[DATA SUPPLIED]
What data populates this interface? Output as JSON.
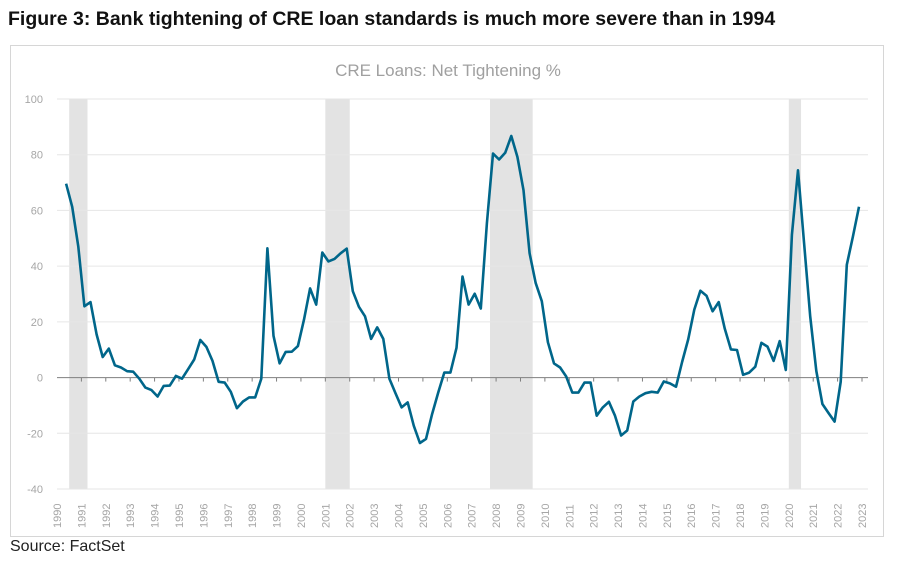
{
  "figure_title": "Figure 3: Bank tightening of CRE loan standards is much more severe than in 1994",
  "source": "Source: FactSet",
  "colors": {
    "line": "#00668a",
    "recession": "#e3e3e3",
    "grid": "#e6e6e6",
    "zero_axis": "#7f7f7f",
    "labels": "#a6a6a6"
  },
  "chart_data": {
    "type": "line",
    "title": "CRE Loans: Net Tightening %",
    "xlabel": "",
    "ylabel": "",
    "ylim": [
      -40,
      100
    ],
    "yticks": [
      100,
      80,
      60,
      40,
      20,
      0,
      -20,
      -40
    ],
    "xlim": [
      1990,
      2023
    ],
    "xticks": [
      "1990",
      "1991",
      "1992",
      "1993",
      "1994",
      "1995",
      "1996",
      "1997",
      "1998",
      "1999",
      "2000",
      "2001",
      "2002",
      "2003",
      "2004",
      "2005",
      "2006",
      "2007",
      "2008",
      "2009",
      "2010",
      "2011",
      "2012",
      "2013",
      "2014",
      "2015",
      "2016",
      "2017",
      "2018",
      "2019",
      "2020",
      "2021",
      "2022",
      "2023"
    ],
    "grid": true,
    "legend": "none",
    "recession_shading": [
      [
        "1990Q3",
        "1991Q1"
      ],
      [
        "2001Q1",
        "2001Q4"
      ],
      [
        "2007Q4",
        "2009Q2"
      ],
      [
        "2020Q1",
        "2020Q2"
      ]
    ],
    "x": [
      "1990Q2",
      "1990Q3",
      "1990Q4",
      "1991Q1",
      "1991Q2",
      "1991Q3",
      "1991Q4",
      "1992Q1",
      "1992Q2",
      "1992Q3",
      "1992Q4",
      "1993Q1",
      "1993Q2",
      "1993Q3",
      "1993Q4",
      "1994Q1",
      "1994Q2",
      "1994Q3",
      "1994Q4",
      "1995Q1",
      "1995Q2",
      "1995Q3",
      "1995Q4",
      "1996Q1",
      "1996Q2",
      "1996Q3",
      "1996Q4",
      "1997Q1",
      "1997Q2",
      "1997Q3",
      "1997Q4",
      "1998Q1",
      "1998Q2",
      "1998Q3",
      "1998Q4",
      "1999Q1",
      "1999Q2",
      "1999Q3",
      "1999Q4",
      "2000Q1",
      "2000Q2",
      "2000Q3",
      "2000Q4",
      "2001Q1",
      "2001Q2",
      "2001Q3",
      "2001Q4",
      "2002Q1",
      "2002Q2",
      "2002Q3",
      "2002Q4",
      "2003Q1",
      "2003Q2",
      "2003Q3",
      "2003Q4",
      "2004Q1",
      "2004Q2",
      "2004Q3",
      "2004Q4",
      "2005Q1",
      "2005Q2",
      "2005Q3",
      "2005Q4",
      "2006Q1",
      "2006Q2",
      "2006Q3",
      "2006Q4",
      "2007Q1",
      "2007Q2",
      "2007Q3",
      "2007Q4",
      "2008Q1",
      "2008Q2",
      "2008Q3",
      "2008Q4",
      "2009Q1",
      "2009Q2",
      "2009Q3",
      "2009Q4",
      "2010Q1",
      "2010Q2",
      "2010Q3",
      "2010Q4",
      "2011Q1",
      "2011Q2",
      "2011Q3",
      "2011Q4",
      "2012Q1",
      "2012Q2",
      "2012Q3",
      "2012Q4",
      "2013Q1",
      "2013Q2",
      "2013Q3",
      "2013Q4",
      "2014Q1",
      "2014Q2",
      "2014Q3",
      "2014Q4",
      "2015Q1",
      "2015Q2",
      "2015Q3",
      "2015Q4",
      "2016Q1",
      "2016Q2",
      "2016Q3",
      "2016Q4",
      "2017Q1",
      "2017Q2",
      "2017Q3",
      "2017Q4",
      "2018Q1",
      "2018Q2",
      "2018Q3",
      "2018Q4",
      "2019Q1",
      "2019Q2",
      "2019Q3",
      "2019Q4",
      "2020Q1",
      "2020Q2",
      "2020Q3",
      "2020Q4",
      "2021Q1",
      "2021Q2",
      "2021Q3",
      "2021Q4",
      "2022Q1",
      "2022Q2",
      "2022Q3",
      "2022Q4"
    ],
    "values": [
      69.6,
      61.3,
      47,
      25.6,
      27.1,
      15.5,
      7.4,
      10.4,
      4.4,
      3.6,
      2.3,
      2.1,
      -0.4,
      -3.6,
      -4.5,
      -6.8,
      -3,
      -2.9,
      0.6,
      -0.4,
      3,
      6.5,
      13.5,
      11,
      6,
      -1.5,
      -1.8,
      -5.1,
      -11,
      -8.6,
      -7.1,
      -7.1,
      -0.4,
      46.4,
      15,
      5.1,
      9.2,
      9.3,
      11.3,
      20.8,
      32,
      26.2,
      44.9,
      41.7,
      42.6,
      44.6,
      46.3,
      31,
      25.4,
      22,
      13.9,
      18,
      13.9,
      -0.4,
      -5.6,
      -10.7,
      -8.9,
      -17.3,
      -23.5,
      -22,
      -13.1,
      -5.4,
      1.8,
      1.8,
      10.7,
      36.3,
      26.2,
      30.1,
      24.8,
      55.4,
      80.4,
      78.3,
      80.7,
      86.7,
      79.2,
      67.3,
      44.6,
      33.9,
      27.4,
      12.7,
      5.1,
      3.6,
      0.4,
      -5.4,
      -5.4,
      -1.8,
      -1.8,
      -13.7,
      -10.7,
      -8.7,
      -13.7,
      -20.8,
      -19,
      -8.6,
      -6.8,
      -5.6,
      -5.1,
      -5.4,
      -1.4,
      -2.1,
      -3.3,
      5.6,
      13.7,
      24.4,
      31.2,
      29.4,
      23.8,
      27.1,
      17.5,
      10.1,
      9.9,
      1,
      1.8,
      3.9,
      12.5,
      11.1,
      6,
      13.1,
      2.7,
      51.2,
      74.4,
      48.2,
      22,
      2.4,
      -9.5,
      -12.7,
      -15.8,
      -1.5,
      40.5,
      50.6,
      61.3
    ]
  }
}
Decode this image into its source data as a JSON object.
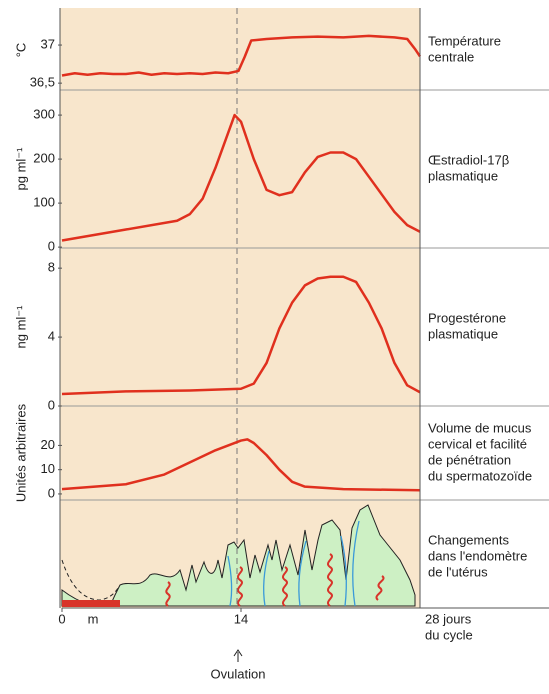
{
  "chart_data": [
    {
      "type": "line",
      "y_label": "°C",
      "label_lines": [
        "Température",
        "centrale"
      ],
      "color": "#e0301e",
      "x": [
        0,
        1,
        2,
        3,
        4,
        5,
        6,
        7,
        8,
        9,
        10,
        11,
        12,
        13,
        13.8,
        14.3,
        14.8,
        16,
        18,
        20,
        22,
        24,
        26,
        27,
        27.6,
        28
      ],
      "values": [
        36.6,
        36.63,
        36.61,
        36.63,
        36.62,
        36.62,
        36.64,
        36.61,
        36.63,
        36.62,
        36.63,
        36.62,
        36.64,
        36.63,
        36.66,
        36.85,
        37.06,
        37.08,
        37.1,
        37.11,
        37.1,
        37.12,
        37.1,
        37.08,
        36.95,
        36.85
      ],
      "ylim": [
        36.41,
        37.46
      ],
      "yticks": [
        {
          "value": 36.5,
          "label": "36,5"
        },
        37
      ]
    },
    {
      "type": "line",
      "y_label": "pg ml⁻¹",
      "label_lines": [
        "Œstradiol-17β",
        "plasmatique"
      ],
      "color": "#e0301e",
      "x": [
        0,
        5,
        9,
        10,
        11,
        12,
        13,
        13.5,
        14,
        15,
        16,
        17,
        18,
        19,
        20,
        21,
        22,
        23,
        24,
        25,
        26,
        27,
        28
      ],
      "values": [
        15,
        40,
        60,
        75,
        110,
        180,
        260,
        300,
        285,
        200,
        130,
        118,
        125,
        170,
        205,
        215,
        215,
        200,
        160,
        120,
        80,
        50,
        35
      ],
      "ylim": [
        -2,
        357
      ],
      "yticks": [
        0,
        100,
        200,
        300
      ]
    },
    {
      "type": "line",
      "y_label": "ng ml⁻¹",
      "label_lines": [
        "Progestérone",
        "plasmatique"
      ],
      "color": "#e0301e",
      "x": [
        0,
        5,
        10,
        14,
        15,
        16,
        17,
        18,
        19,
        20,
        21,
        22,
        23,
        24,
        25,
        26,
        27,
        28
      ],
      "values": [
        0.7,
        0.85,
        0.9,
        1,
        1.3,
        2.5,
        4.5,
        6,
        7,
        7.4,
        7.5,
        7.5,
        7.2,
        6,
        4.5,
        2.5,
        1.2,
        0.8
      ],
      "ylim": [
        0,
        9.17
      ],
      "yticks": [
        0,
        4,
        8
      ]
    },
    {
      "type": "line",
      "y_label": "Unités arbitraires",
      "label_lines": [
        "Volume de mucus",
        "cervical et facilité",
        "de pénétration",
        "du spermatozoïde"
      ],
      "color": "#e0301e",
      "x": [
        0,
        5,
        8,
        10,
        12,
        13,
        14,
        14.5,
        15,
        16,
        17,
        18,
        19,
        22,
        28
      ],
      "values": [
        2,
        4,
        8,
        13,
        18,
        20,
        22,
        22.5,
        21,
        16,
        10,
        5,
        3,
        2,
        1.5
      ],
      "ylim": [
        -2.5,
        36.25
      ],
      "yticks": [
        0,
        10,
        20
      ]
    }
  ],
  "endometrium": {
    "label_lines": [
      "Changements",
      "dans l'endomètre",
      "de l'utérus"
    ]
  },
  "cycle_axis": {
    "ticks": [
      {
        "value": 0,
        "label": "0"
      },
      {
        "value": 14,
        "label": "14"
      }
    ],
    "end_lines": [
      "28 jours",
      "du cycle"
    ],
    "menses_label": "m",
    "ovulation": "Ovulation"
  }
}
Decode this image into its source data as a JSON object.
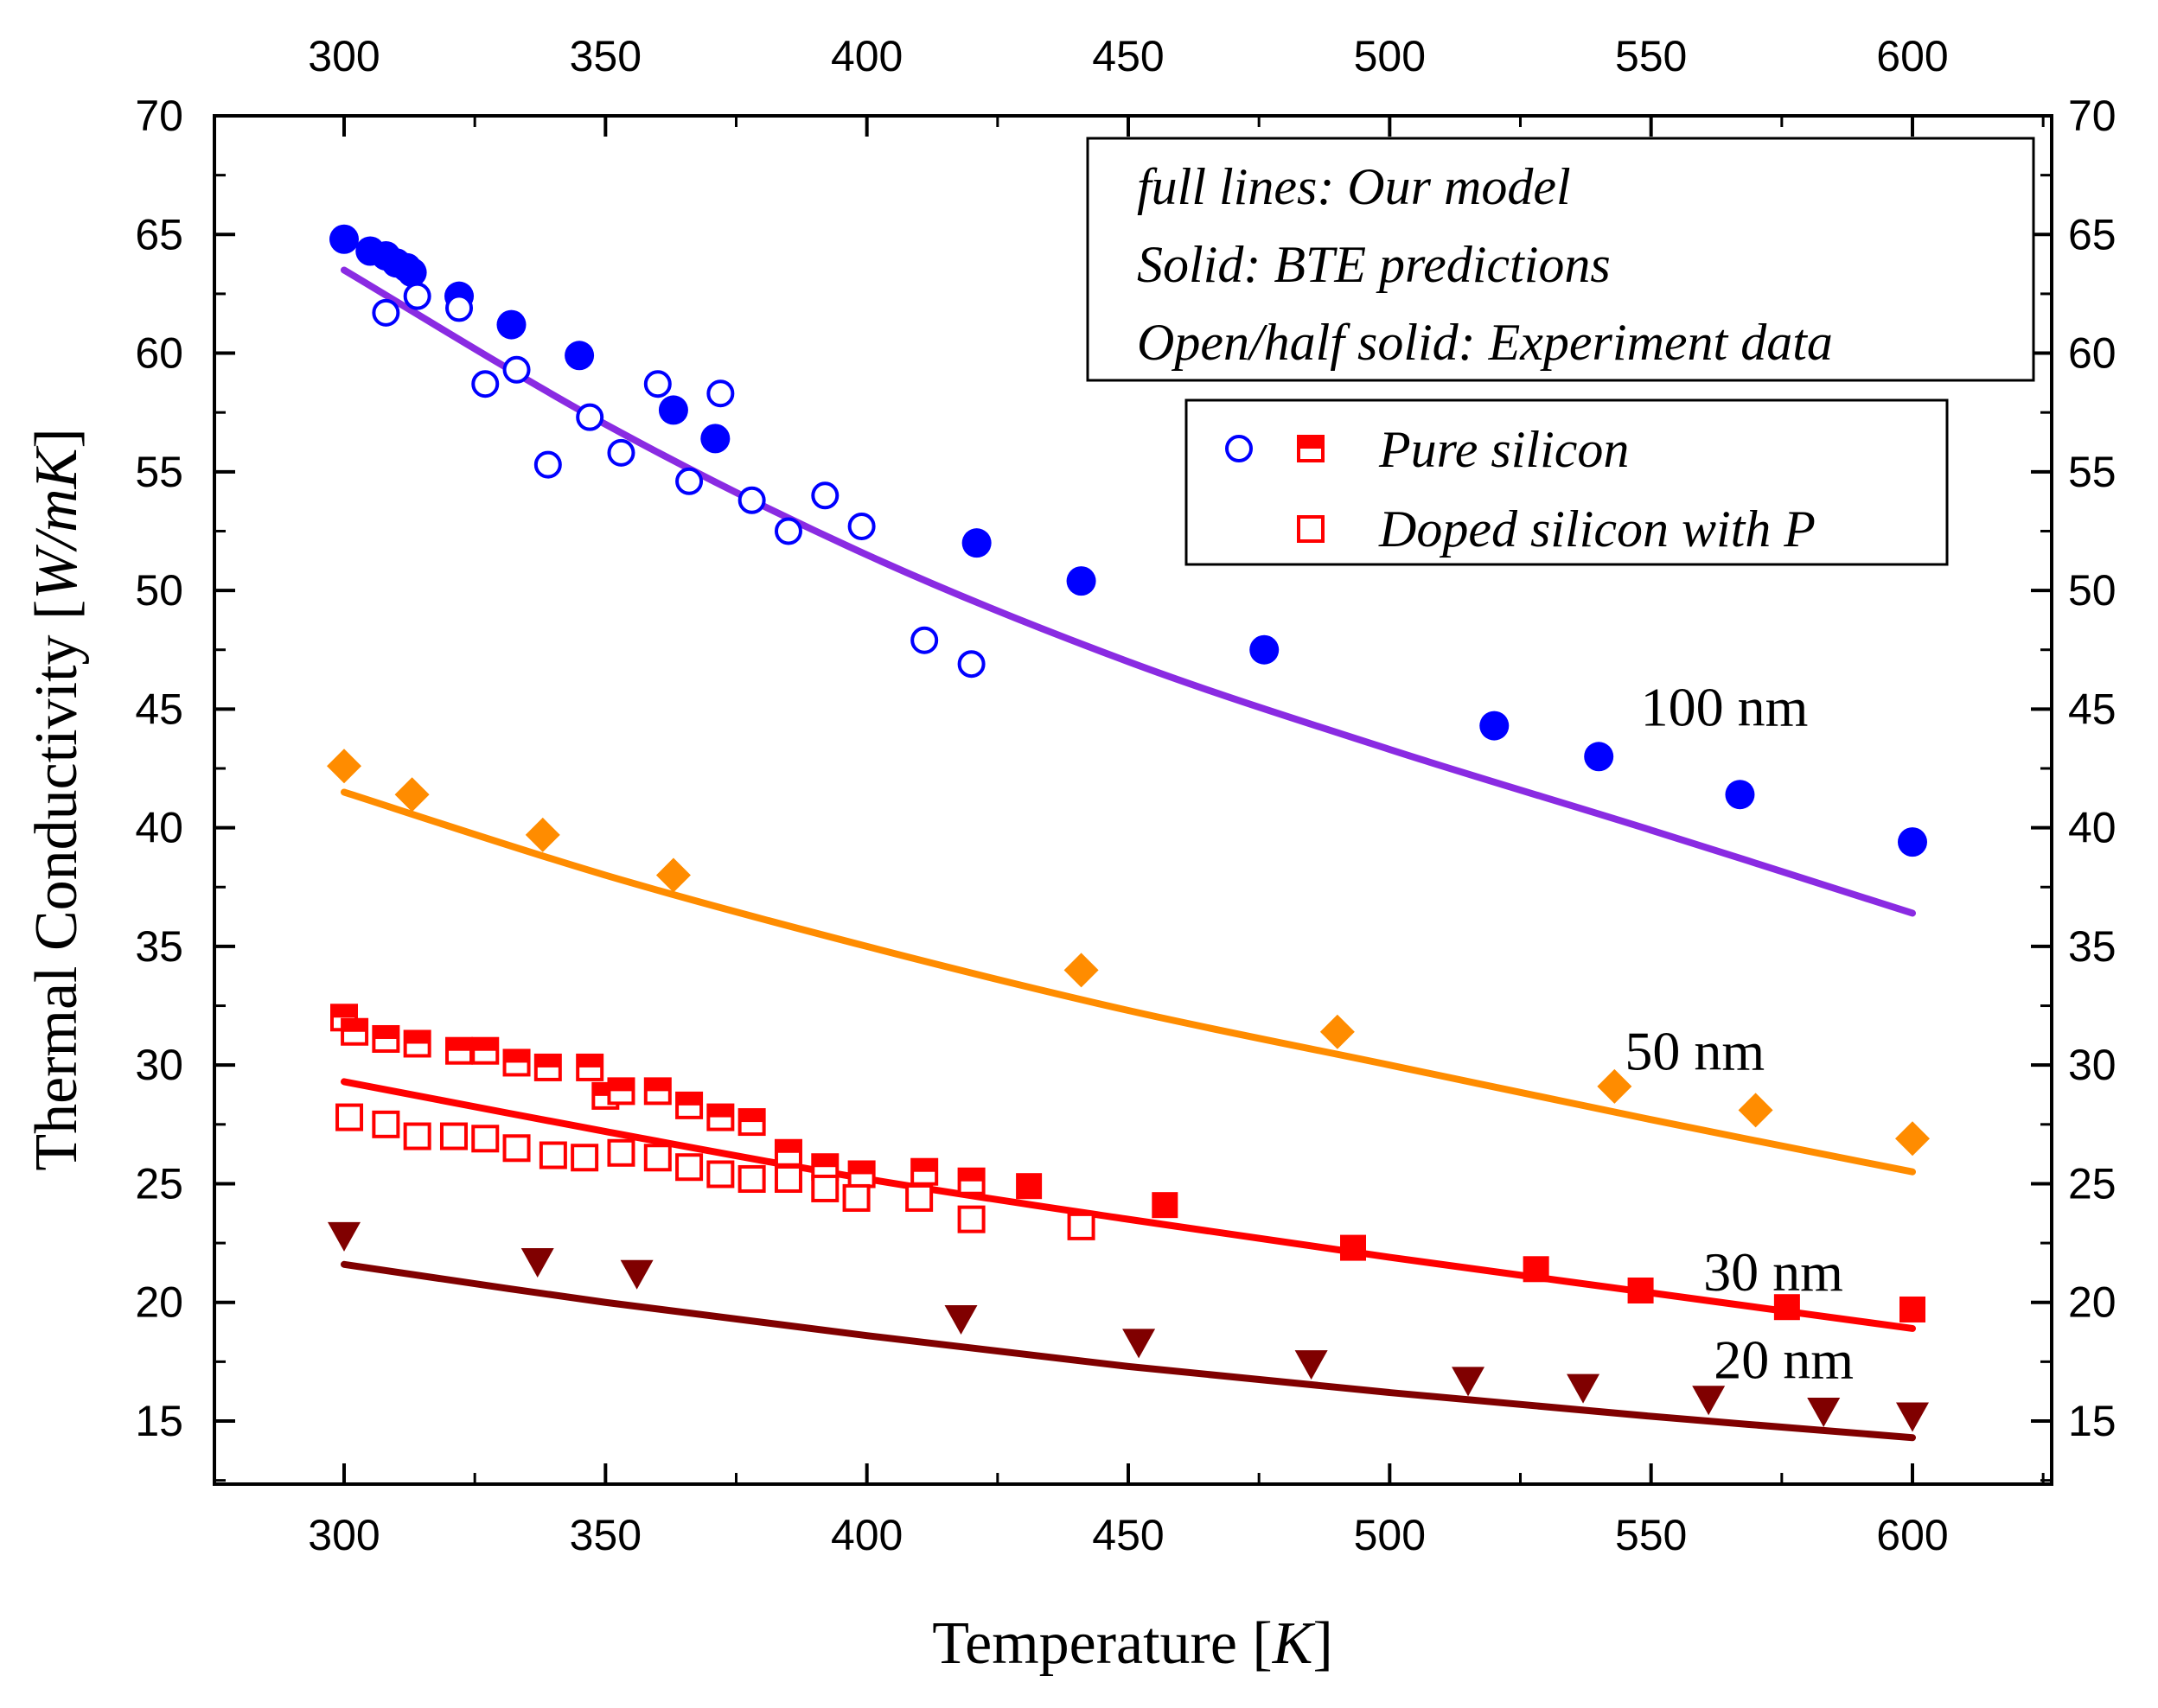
{
  "chart_data": {
    "type": "scatter",
    "xlabel": "Temperature [",
    "xlabel_unit": "K",
    "xlabel_close": "]",
    "ylabel": "Thermal Conductivity [",
    "ylabel_unit": "W/mK",
    "ylabel_close": "]",
    "xlim": [
      275,
      625
    ],
    "ylim": [
      12,
      70
    ],
    "xticks": [
      300,
      350,
      400,
      450,
      500,
      550,
      600
    ],
    "yticks": [
      15,
      20,
      25,
      30,
      35,
      40,
      45,
      50,
      55,
      60,
      65,
      70
    ],
    "info_box": [
      "full lines: Our model",
      "Solid: BTE predictions",
      "Open/half solid: Experiment data"
    ],
    "legend": {
      "location": "upper-right",
      "entries": [
        "Pure silicon",
        "Doped silicon with P"
      ]
    },
    "colors": {
      "c100": "#8a2be2",
      "c50": "#ff8c00",
      "c30": "#ff0000",
      "c20": "#800000",
      "blue": "#0000ff",
      "red": "#ff0000",
      "orange": "#ff8c00",
      "darkred": "#800000"
    },
    "model_curves": [
      {
        "name": "100 nm",
        "color": "c100",
        "x": [
          300,
          350,
          400,
          450,
          500,
          550,
          600
        ],
        "y": [
          63.5,
          57.0,
          51.5,
          47.0,
          43.3,
          39.9,
          36.4
        ]
      },
      {
        "name": "50 nm",
        "color": "c50",
        "x": [
          300,
          350,
          400,
          450,
          500,
          550,
          600
        ],
        "y": [
          41.5,
          38.0,
          35.0,
          32.3,
          30.0,
          27.7,
          25.5
        ]
      },
      {
        "name": "30 nm",
        "color": "c30",
        "x": [
          300,
          350,
          400,
          450,
          500,
          550,
          600
        ],
        "y": [
          29.3,
          27.2,
          25.2,
          23.5,
          21.9,
          20.4,
          18.9
        ]
      },
      {
        "name": "20 nm",
        "color": "c20",
        "x": [
          300,
          350,
          400,
          450,
          500,
          550,
          600
        ],
        "y": [
          21.6,
          20.0,
          18.6,
          17.3,
          16.2,
          15.2,
          14.3
        ]
      }
    ],
    "series": [
      {
        "name": "100 nm BTE predictions",
        "marker": "circle",
        "fill": "solid",
        "color": "blue",
        "x": [
          300,
          305,
          308,
          310,
          312,
          313,
          322,
          332,
          345,
          363,
          371,
          421,
          441,
          476,
          520,
          540,
          567,
          600
        ],
        "y": [
          64.8,
          64.3,
          64.1,
          63.8,
          63.6,
          63.4,
          62.4,
          61.2,
          59.9,
          57.6,
          56.4,
          52.0,
          50.4,
          47.5,
          44.3,
          43.0,
          41.4,
          39.4
        ]
      },
      {
        "name": "100 nm experiment",
        "marker": "circle",
        "fill": "open",
        "color": "blue",
        "x": [
          308,
          314,
          322,
          327,
          333,
          339,
          347,
          353,
          360,
          366,
          372,
          378,
          385,
          392,
          399,
          411,
          420
        ],
        "y": [
          61.7,
          62.4,
          61.9,
          58.7,
          59.3,
          55.3,
          57.3,
          55.8,
          58.7,
          54.6,
          58.3,
          53.8,
          52.5,
          54.0,
          52.7,
          47.9,
          46.9
        ]
      },
      {
        "name": "50 nm BTE predictions",
        "marker": "diamond",
        "fill": "solid",
        "color": "orange",
        "x": [
          300,
          313,
          338,
          363,
          441,
          490,
          543,
          570,
          600
        ],
        "y": [
          42.6,
          41.4,
          39.7,
          38.0,
          34.0,
          31.4,
          29.1,
          28.1,
          26.9
        ]
      },
      {
        "name": "30 nm BTE predictions",
        "marker": "square",
        "fill": "solid",
        "color": "red",
        "x": [
          431,
          457,
          493,
          528,
          548,
          576,
          600
        ],
        "y": [
          24.9,
          24.1,
          22.3,
          21.4,
          20.5,
          19.8,
          19.7
        ]
      },
      {
        "name": "Pure silicon experiment",
        "marker": "square",
        "fill": "half",
        "color": "red",
        "x": [
          300,
          302,
          308,
          314,
          322,
          327,
          333,
          339,
          347,
          350,
          353,
          360,
          366,
          372,
          378,
          385,
          392,
          399,
          411,
          420
        ],
        "y": [
          32.0,
          31.4,
          31.1,
          30.9,
          30.6,
          30.6,
          30.1,
          29.9,
          29.9,
          28.7,
          28.9,
          28.9,
          28.3,
          27.8,
          27.6,
          26.3,
          25.7,
          25.4,
          25.5,
          25.1
        ]
      },
      {
        "name": "Doped silicon with P experiment",
        "marker": "square",
        "fill": "open",
        "color": "red",
        "x": [
          301,
          308,
          314,
          321,
          327,
          333,
          340,
          346,
          353,
          360,
          366,
          372,
          378,
          385,
          392,
          398,
          410,
          420,
          441
        ],
        "y": [
          27.8,
          27.5,
          27.0,
          27.0,
          26.9,
          26.5,
          26.2,
          26.1,
          26.3,
          26.1,
          25.7,
          25.4,
          25.2,
          25.2,
          24.8,
          24.4,
          24.4,
          23.5,
          23.2
        ]
      },
      {
        "name": "20 nm BTE predictions",
        "marker": "triangle-down",
        "fill": "solid",
        "color": "darkred",
        "x": [
          300,
          337,
          356,
          418,
          452,
          485,
          515,
          537,
          561,
          583,
          600
        ],
        "y": [
          22.8,
          21.7,
          21.2,
          19.3,
          18.3,
          17.4,
          16.7,
          16.4,
          15.9,
          15.4,
          15.2
        ]
      }
    ],
    "curve_labels": [
      {
        "text": "100 nm",
        "x": 548,
        "y": 44.3
      },
      {
        "text": "50 nm",
        "x": 545,
        "y": 29.8
      },
      {
        "text": "30 nm",
        "x": 560,
        "y": 20.5
      },
      {
        "text": "20 nm",
        "x": 562,
        "y": 16.8
      }
    ]
  }
}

[THE EXERCISE] What is the number of lines that hold the string "name"? Give it alone.

[COMPLETE OUTPUT] 11